● REQUIREMENTS
Among the lines below, count those containing the word "Framskrivning". Give the number only.

[Stored items from a collection]
● ● ● ● ● ● ●
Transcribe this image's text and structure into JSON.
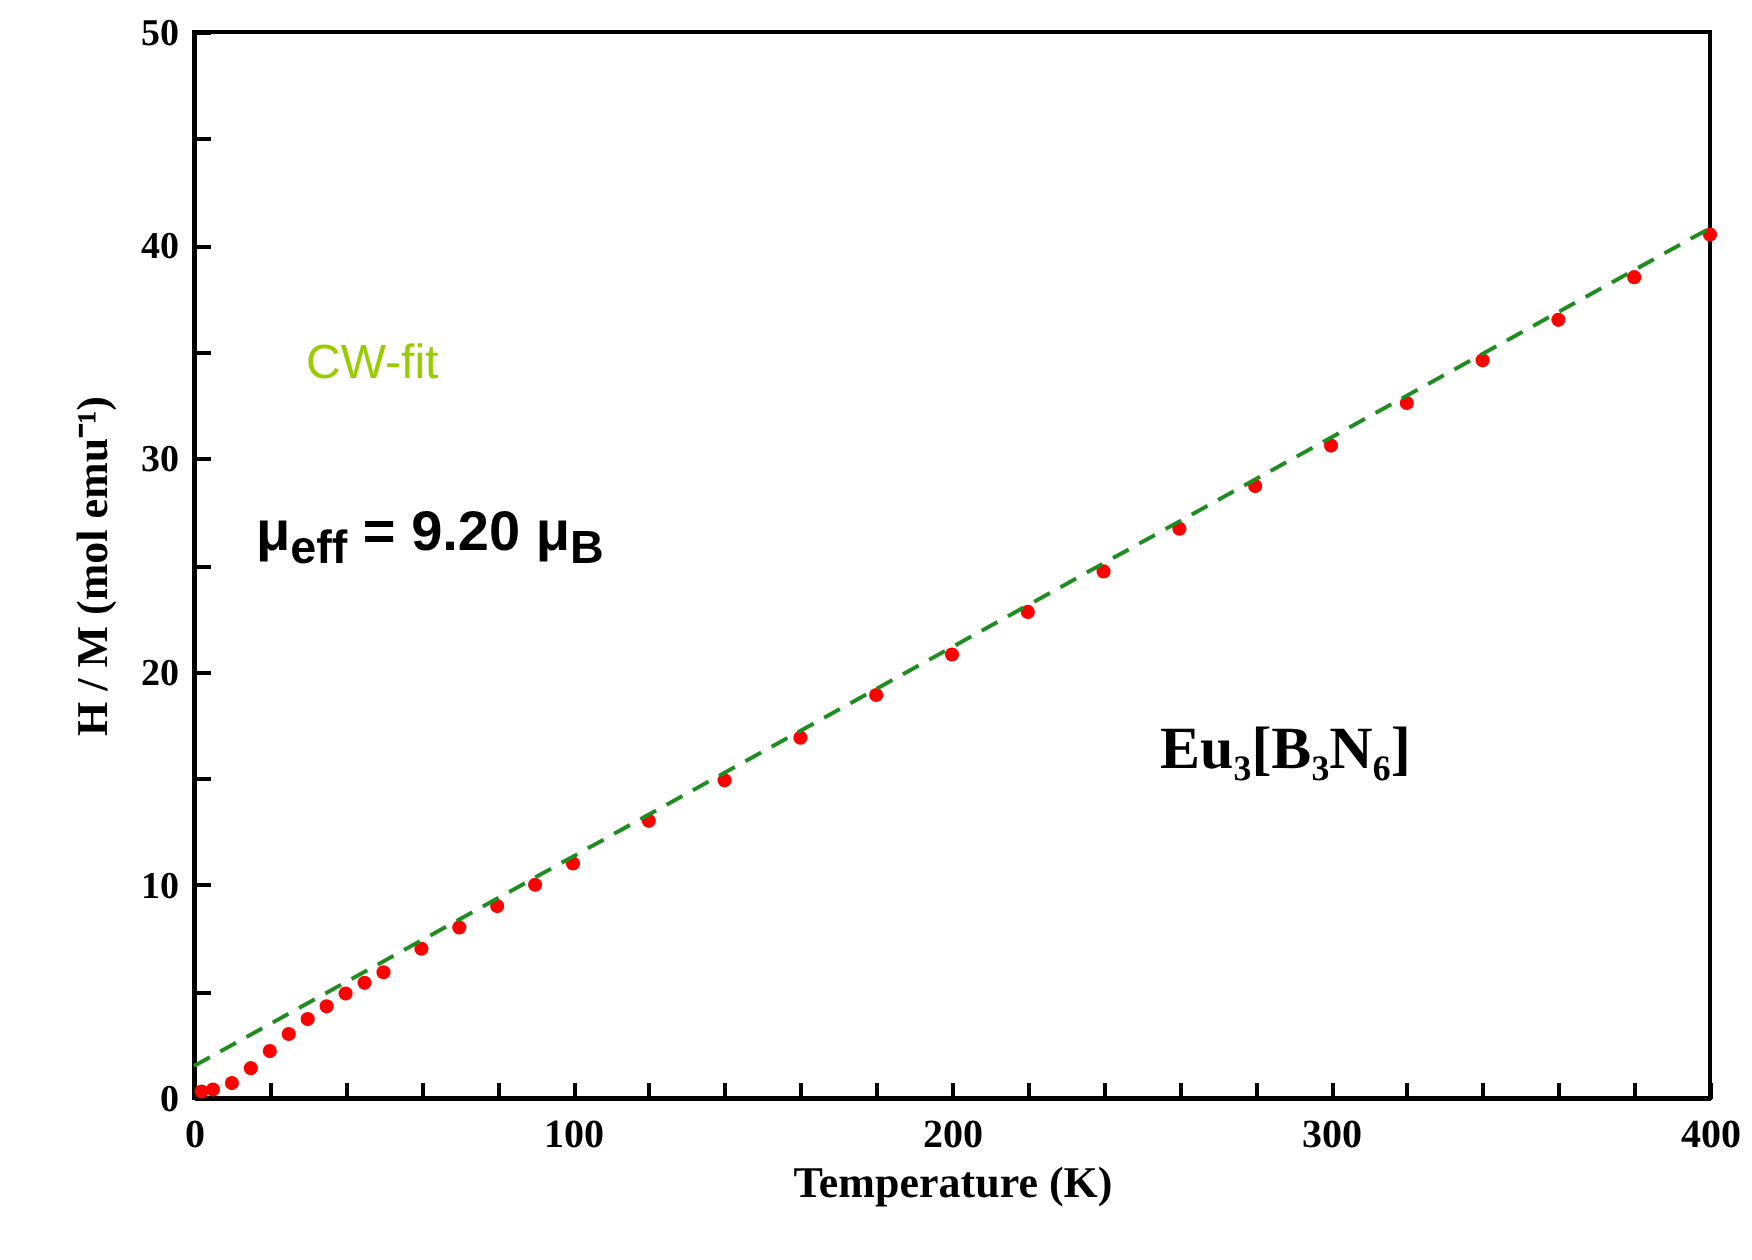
{
  "chart_data": {
    "type": "scatter",
    "xlabel": "Temperature (K)",
    "ylabel": "H / M (mol emu⁻¹)",
    "xlim": [
      0,
      400
    ],
    "ylim": [
      0,
      50
    ],
    "xticks": [
      0,
      {
        "value": 20,
        "label": null
      },
      {
        "value": 40,
        "label": null
      },
      {
        "value": 60,
        "label": null
      },
      {
        "value": 80,
        "label": null
      },
      100,
      {
        "value": 120,
        "label": null
      },
      {
        "value": 140,
        "label": null
      },
      {
        "value": 160,
        "label": null
      },
      {
        "value": 180,
        "label": null
      },
      200,
      {
        "value": 220,
        "label": null
      },
      {
        "value": 240,
        "label": null
      },
      {
        "value": 260,
        "label": null
      },
      {
        "value": 280,
        "label": null
      },
      300,
      {
        "value": 320,
        "label": null
      },
      {
        "value": 340,
        "label": null
      },
      {
        "value": 360,
        "label": null
      },
      {
        "value": 380,
        "label": null
      },
      400
    ],
    "yticks": [
      0,
      {
        "value": 5,
        "label": null
      },
      10,
      {
        "value": 15,
        "label": null
      },
      20,
      {
        "value": 25,
        "label": null
      },
      30,
      {
        "value": 35,
        "label": null
      },
      40,
      {
        "value": 45,
        "label": null
      },
      50
    ],
    "grid": false,
    "series": [
      {
        "color": "#ff0000",
        "marker": "circle",
        "x": [
          2,
          5,
          10,
          15,
          20,
          25,
          30,
          35,
          40,
          45,
          50,
          60,
          70,
          80,
          90,
          100,
          120,
          140,
          160,
          180,
          200,
          220,
          240,
          260,
          280,
          300,
          320,
          340,
          360,
          380,
          400
        ],
        "values": [
          0.3,
          0.4,
          0.7,
          1.4,
          2.2,
          3.0,
          3.7,
          4.3,
          4.9,
          5.4,
          5.9,
          7.0,
          8.0,
          9.0,
          10.0,
          11.0,
          13.0,
          14.9,
          16.9,
          18.9,
          20.8,
          22.8,
          24.7,
          26.7,
          28.7,
          30.6,
          32.6,
          34.6,
          36.5,
          38.5,
          40.5
        ]
      },
      {
        "type": "line",
        "color": "#1e8c1e",
        "line_style": "dashed",
        "x": [
          0,
          400
        ],
        "values": [
          1.5,
          40.8
        ]
      }
    ],
    "annotations": [
      "CW-fit",
      "μ$_{eff}$ = 9.20 μ$_{B}$",
      "Eu₃[B₃N₆]"
    ]
  }
}
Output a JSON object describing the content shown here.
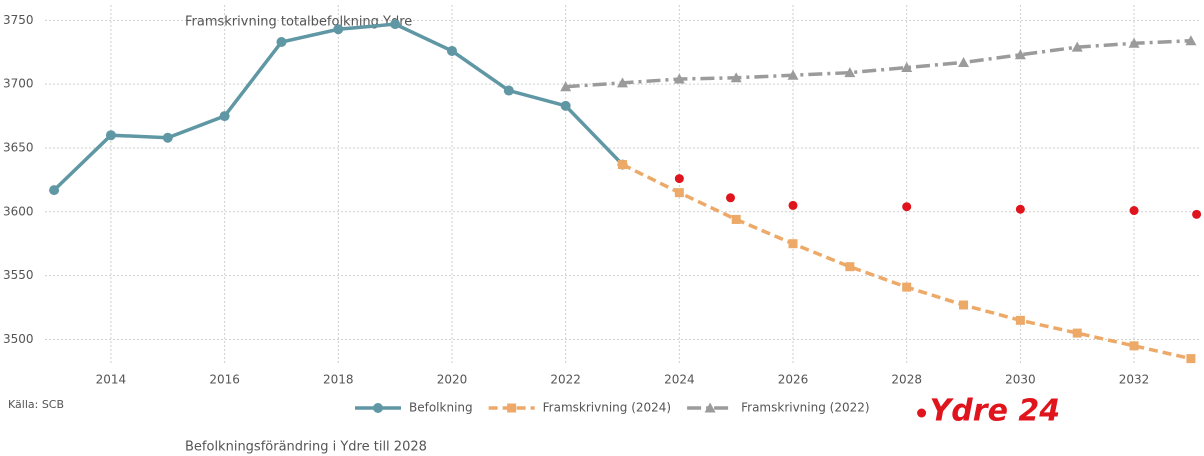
{
  "chart_data": {
    "type": "line",
    "title": "Framskrivning  totalbefolkning Ydre",
    "source": "Källa: SCB",
    "footer": "Befolkningsförändring i Ydre till 2028",
    "xlim": [
      2012.84,
      2033.16
    ],
    "ylim": [
      3480,
      3762
    ],
    "xticks": [
      2014,
      2016,
      2018,
      2020,
      2022,
      2024,
      2026,
      2028,
      2030,
      2032
    ],
    "yticks": [
      3500,
      3550,
      3600,
      3650,
      3700,
      3750
    ],
    "grid": true,
    "legend": "bottom",
    "series": [
      {
        "name": "Befolkning",
        "color": "#5f97a4",
        "marker": "circle",
        "dash": "solid",
        "x": [
          2013,
          2014,
          2015,
          2016,
          2017,
          2018,
          2019,
          2020,
          2021,
          2022,
          2023
        ],
        "values": [
          3617,
          3660,
          3658,
          3675,
          3733,
          3743,
          3747,
          3726,
          3695,
          3683,
          3637
        ]
      },
      {
        "name": "Framskrivning (2024)",
        "color": "#eda968",
        "marker": "square",
        "dash": "dashed",
        "x": [
          2023,
          2024,
          2025,
          2026,
          2027,
          2028,
          2029,
          2030,
          2031,
          2032,
          2033
        ],
        "values": [
          3637,
          3615,
          3594,
          3575,
          3557,
          3541,
          3527,
          3515,
          3505,
          3495,
          3485
        ]
      },
      {
        "name": "Framskrivning (2022)",
        "color": "#9b9b9b",
        "marker": "triangle",
        "dash": "dashdot",
        "x": [
          2022,
          2023,
          2024,
          2025,
          2026,
          2027,
          2028,
          2029,
          2030,
          2031,
          2032,
          2033
        ],
        "values": [
          3698,
          3701,
          3704,
          3705,
          3707,
          3709,
          3713,
          3717,
          3723,
          3729,
          3732,
          3734
        ]
      },
      {
        "name": "Ydre 24",
        "color": "#e0141c",
        "marker": "dot",
        "dash": "none",
        "x": [
          2024,
          2024.9,
          2026,
          2028,
          2030,
          2032,
          2033.1
        ],
        "values": [
          3626,
          3611,
          3605,
          3604,
          3602,
          3601,
          3598
        ]
      }
    ]
  }
}
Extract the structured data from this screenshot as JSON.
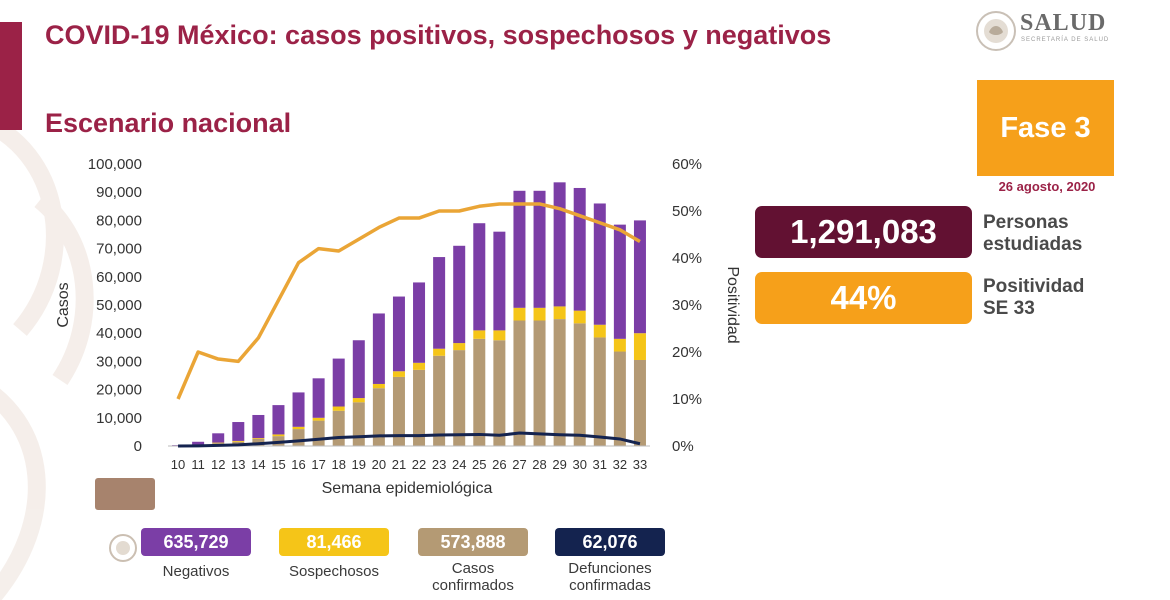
{
  "header": {
    "title": "COVID-19 México: casos positivos, sospechosos y negativos",
    "subtitle": "Escenario nacional",
    "logo_text": "SALUD",
    "logo_subtext": "SECRETARÍA DE SALUD"
  },
  "phase": {
    "label": "Fase 3",
    "date": "26 agosto, 2020"
  },
  "stats": {
    "personas_value": "1,291,083",
    "personas_label": "Personas estudiadas",
    "positividad_value": "44%",
    "positividad_label": "Positividad SE 33"
  },
  "legend": {
    "negativos_value": "635,729",
    "negativos_label": "Negativos",
    "sospechosos_value": "81,466",
    "sospechosos_label": "Sospechosos",
    "confirmados_value": "573,888",
    "confirmados_label": "Casos confirmados",
    "defunciones_value": "62,076",
    "defunciones_label": "Defunciones confirmadas"
  },
  "colors": {
    "brand": "#9b2247",
    "negativos": "#7b3ea6",
    "sospechosos": "#f5c518",
    "confirmados": "#b49a74",
    "defunciones": "#14234f",
    "positividad": "#eaa536"
  },
  "chart_data": {
    "type": "bar",
    "stacked": true,
    "xlabel": "Semana epidemiológica",
    "ylabel": "Casos",
    "y2label": "Positividad",
    "categories": [
      "10",
      "11",
      "12",
      "13",
      "14",
      "15",
      "16",
      "17",
      "18",
      "19",
      "20",
      "21",
      "22",
      "23",
      "24",
      "25",
      "26",
      "27",
      "28",
      "29",
      "30",
      "31",
      "32",
      "33"
    ],
    "ylim": [
      0,
      100000
    ],
    "yticks": [
      "0",
      "10,000",
      "20,000",
      "30,000",
      "40,000",
      "50,000",
      "60,000",
      "70,000",
      "80,000",
      "90,000",
      "100,000"
    ],
    "y2lim": [
      0,
      60
    ],
    "y2ticks": [
      "0%",
      "10%",
      "20%",
      "30%",
      "40%",
      "50%",
      "60%"
    ],
    "series": [
      {
        "name": "Casos confirmados",
        "kind": "bar",
        "values": [
          0,
          300,
          1000,
          1500,
          2500,
          3500,
          6000,
          9000,
          12500,
          15500,
          20500,
          24500,
          27000,
          32000,
          34000,
          38000,
          37500,
          44500,
          44500,
          45000,
          43500,
          38500,
          33500,
          30500
        ]
      },
      {
        "name": "Sospechosos",
        "kind": "bar",
        "values": [
          0,
          100,
          200,
          300,
          300,
          600,
          800,
          1000,
          1500,
          1500,
          1500,
          2000,
          2500,
          2500,
          2500,
          3000,
          3500,
          4500,
          4500,
          4500,
          4500,
          4500,
          4500,
          9500
        ]
      },
      {
        "name": "Negativos",
        "kind": "bar",
        "values": [
          300,
          1100,
          3300,
          6700,
          8200,
          10400,
          12200,
          14000,
          17000,
          20500,
          25000,
          26500,
          28500,
          32500,
          34500,
          38000,
          35000,
          41500,
          41500,
          44000,
          43500,
          43000,
          40500,
          40000
        ]
      },
      {
        "name": "Defunciones confirmadas",
        "kind": "line",
        "values": [
          0,
          50,
          200,
          400,
          800,
          1300,
          1800,
          2400,
          3000,
          3300,
          3600,
          3700,
          3700,
          3900,
          4000,
          4100,
          3800,
          4600,
          4300,
          4000,
          3800,
          3200,
          2500,
          800
        ]
      },
      {
        "name": "Positividad",
        "kind": "line",
        "axis": "right",
        "values": [
          10,
          20,
          18.5,
          18,
          23,
          31,
          39,
          42,
          41.5,
          44,
          46.5,
          48.5,
          48.5,
          50,
          50,
          51,
          51.5,
          51.5,
          51.5,
          50.5,
          49,
          47.5,
          46,
          43.5
        ]
      }
    ]
  }
}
● ● ● ● ● ● ●
● WRITTEN RESPONSE
3